---------- Material

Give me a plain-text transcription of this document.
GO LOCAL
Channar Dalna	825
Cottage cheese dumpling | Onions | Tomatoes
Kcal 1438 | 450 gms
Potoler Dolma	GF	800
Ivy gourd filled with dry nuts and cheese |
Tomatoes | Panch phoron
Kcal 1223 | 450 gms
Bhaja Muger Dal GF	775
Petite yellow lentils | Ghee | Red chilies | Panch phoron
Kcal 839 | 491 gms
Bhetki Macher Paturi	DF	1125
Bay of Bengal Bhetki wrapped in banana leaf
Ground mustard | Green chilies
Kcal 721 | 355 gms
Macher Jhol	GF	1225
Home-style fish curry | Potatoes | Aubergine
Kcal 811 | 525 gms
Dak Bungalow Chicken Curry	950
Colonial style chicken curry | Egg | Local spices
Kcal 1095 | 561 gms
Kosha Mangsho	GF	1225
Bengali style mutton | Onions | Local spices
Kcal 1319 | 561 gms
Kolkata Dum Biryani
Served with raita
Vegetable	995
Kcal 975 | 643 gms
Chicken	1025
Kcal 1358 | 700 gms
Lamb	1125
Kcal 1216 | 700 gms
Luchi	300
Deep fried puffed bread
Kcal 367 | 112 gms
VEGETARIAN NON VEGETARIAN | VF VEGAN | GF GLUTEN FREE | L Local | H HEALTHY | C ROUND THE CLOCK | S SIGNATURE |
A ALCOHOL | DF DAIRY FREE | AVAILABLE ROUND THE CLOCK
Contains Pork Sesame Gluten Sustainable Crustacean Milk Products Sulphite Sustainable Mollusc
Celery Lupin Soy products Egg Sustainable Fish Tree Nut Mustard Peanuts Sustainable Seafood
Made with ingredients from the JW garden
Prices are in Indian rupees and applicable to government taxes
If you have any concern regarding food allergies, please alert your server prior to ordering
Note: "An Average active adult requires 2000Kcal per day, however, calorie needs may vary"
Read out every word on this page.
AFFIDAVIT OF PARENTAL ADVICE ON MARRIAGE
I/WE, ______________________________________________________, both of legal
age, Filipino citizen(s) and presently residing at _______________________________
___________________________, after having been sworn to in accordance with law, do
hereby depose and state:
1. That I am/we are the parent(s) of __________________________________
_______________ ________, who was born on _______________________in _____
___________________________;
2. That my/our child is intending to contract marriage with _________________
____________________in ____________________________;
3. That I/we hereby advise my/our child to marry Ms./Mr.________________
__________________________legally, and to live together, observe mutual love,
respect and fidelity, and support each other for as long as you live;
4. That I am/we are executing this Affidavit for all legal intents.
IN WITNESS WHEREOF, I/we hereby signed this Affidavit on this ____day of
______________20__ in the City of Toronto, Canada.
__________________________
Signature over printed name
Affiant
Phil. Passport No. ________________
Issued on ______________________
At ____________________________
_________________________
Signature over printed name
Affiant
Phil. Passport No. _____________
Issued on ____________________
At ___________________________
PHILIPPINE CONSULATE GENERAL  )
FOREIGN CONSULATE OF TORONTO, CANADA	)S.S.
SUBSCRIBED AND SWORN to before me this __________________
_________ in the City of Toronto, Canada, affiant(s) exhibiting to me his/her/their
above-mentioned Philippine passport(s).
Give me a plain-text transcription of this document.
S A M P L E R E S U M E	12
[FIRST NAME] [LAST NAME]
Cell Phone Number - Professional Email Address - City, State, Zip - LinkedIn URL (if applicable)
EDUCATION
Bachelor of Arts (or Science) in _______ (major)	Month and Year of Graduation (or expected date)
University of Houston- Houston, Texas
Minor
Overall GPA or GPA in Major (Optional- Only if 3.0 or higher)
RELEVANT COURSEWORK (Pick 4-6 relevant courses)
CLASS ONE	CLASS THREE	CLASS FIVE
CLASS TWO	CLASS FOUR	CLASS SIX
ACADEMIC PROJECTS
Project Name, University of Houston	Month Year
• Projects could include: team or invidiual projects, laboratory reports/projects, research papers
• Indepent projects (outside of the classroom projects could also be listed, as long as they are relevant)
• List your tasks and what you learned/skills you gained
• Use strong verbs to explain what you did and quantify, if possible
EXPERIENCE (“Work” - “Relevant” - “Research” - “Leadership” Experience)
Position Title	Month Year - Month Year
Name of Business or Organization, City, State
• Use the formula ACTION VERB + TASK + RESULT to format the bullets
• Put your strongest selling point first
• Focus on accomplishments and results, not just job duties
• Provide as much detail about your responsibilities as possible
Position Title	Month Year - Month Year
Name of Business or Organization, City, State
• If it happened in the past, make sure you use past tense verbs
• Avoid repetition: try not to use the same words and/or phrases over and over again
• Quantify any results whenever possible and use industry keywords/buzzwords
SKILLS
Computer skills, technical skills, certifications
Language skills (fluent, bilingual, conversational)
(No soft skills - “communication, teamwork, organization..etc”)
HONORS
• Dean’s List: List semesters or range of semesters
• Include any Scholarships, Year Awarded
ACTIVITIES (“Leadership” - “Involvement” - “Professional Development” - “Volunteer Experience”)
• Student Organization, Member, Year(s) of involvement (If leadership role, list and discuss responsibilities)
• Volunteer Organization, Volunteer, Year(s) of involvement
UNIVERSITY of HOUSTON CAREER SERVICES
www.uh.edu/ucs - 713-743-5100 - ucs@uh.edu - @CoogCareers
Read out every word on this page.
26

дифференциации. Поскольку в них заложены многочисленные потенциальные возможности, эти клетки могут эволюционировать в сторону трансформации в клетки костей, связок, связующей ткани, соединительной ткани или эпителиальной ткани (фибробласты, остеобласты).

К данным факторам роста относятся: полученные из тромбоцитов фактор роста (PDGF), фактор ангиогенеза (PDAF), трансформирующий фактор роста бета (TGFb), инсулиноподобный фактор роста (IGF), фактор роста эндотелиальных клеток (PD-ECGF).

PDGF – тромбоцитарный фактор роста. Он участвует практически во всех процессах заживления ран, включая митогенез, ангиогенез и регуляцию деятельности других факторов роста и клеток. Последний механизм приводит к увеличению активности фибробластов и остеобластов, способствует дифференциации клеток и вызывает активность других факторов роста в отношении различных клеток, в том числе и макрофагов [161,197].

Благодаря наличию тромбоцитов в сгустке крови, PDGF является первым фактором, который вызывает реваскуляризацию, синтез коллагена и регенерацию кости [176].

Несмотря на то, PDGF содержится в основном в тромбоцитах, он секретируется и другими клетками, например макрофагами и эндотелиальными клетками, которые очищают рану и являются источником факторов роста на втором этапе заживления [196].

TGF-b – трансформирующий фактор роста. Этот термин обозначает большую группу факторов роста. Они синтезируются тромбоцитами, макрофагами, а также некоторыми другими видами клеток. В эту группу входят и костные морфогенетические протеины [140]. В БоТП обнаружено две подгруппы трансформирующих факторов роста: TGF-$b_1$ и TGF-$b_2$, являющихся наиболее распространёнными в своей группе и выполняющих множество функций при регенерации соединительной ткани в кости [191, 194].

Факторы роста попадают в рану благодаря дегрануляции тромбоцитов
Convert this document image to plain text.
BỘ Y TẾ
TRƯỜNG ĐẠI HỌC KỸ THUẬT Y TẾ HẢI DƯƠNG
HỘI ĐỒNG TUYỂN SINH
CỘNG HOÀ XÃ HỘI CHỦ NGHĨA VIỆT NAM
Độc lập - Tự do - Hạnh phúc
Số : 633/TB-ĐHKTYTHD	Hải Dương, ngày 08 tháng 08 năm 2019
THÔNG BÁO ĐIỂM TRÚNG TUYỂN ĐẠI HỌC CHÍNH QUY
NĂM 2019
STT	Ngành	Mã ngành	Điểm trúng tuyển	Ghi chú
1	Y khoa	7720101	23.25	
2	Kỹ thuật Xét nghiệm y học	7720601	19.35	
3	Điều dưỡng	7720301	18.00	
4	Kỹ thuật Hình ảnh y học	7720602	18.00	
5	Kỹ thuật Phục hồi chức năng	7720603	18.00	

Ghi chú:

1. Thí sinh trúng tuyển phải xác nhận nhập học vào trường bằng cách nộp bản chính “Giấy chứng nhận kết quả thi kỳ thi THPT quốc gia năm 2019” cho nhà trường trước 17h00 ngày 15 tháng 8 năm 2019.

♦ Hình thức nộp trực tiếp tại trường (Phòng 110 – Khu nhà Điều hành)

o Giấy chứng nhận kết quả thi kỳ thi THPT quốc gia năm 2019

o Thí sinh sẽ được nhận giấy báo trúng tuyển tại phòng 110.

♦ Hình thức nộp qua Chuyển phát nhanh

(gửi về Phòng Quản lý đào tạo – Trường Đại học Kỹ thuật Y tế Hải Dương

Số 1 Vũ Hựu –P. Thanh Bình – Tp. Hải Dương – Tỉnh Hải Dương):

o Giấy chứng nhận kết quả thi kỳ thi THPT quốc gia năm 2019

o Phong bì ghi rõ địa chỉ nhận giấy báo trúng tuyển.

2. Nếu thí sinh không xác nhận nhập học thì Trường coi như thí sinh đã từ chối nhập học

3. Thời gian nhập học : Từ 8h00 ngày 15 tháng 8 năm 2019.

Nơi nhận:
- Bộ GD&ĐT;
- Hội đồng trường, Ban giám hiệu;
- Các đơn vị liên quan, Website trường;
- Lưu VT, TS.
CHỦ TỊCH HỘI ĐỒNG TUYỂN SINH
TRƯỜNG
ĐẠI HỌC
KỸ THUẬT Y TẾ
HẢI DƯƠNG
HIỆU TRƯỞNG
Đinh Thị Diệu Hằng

--------------------

Instructions for the task
Write down every line of the data above that includes the string "Tomatoes".

Final answer
Cottage cheese dumpling | Onions | Tomatoes
Tomatoes | Panch phoron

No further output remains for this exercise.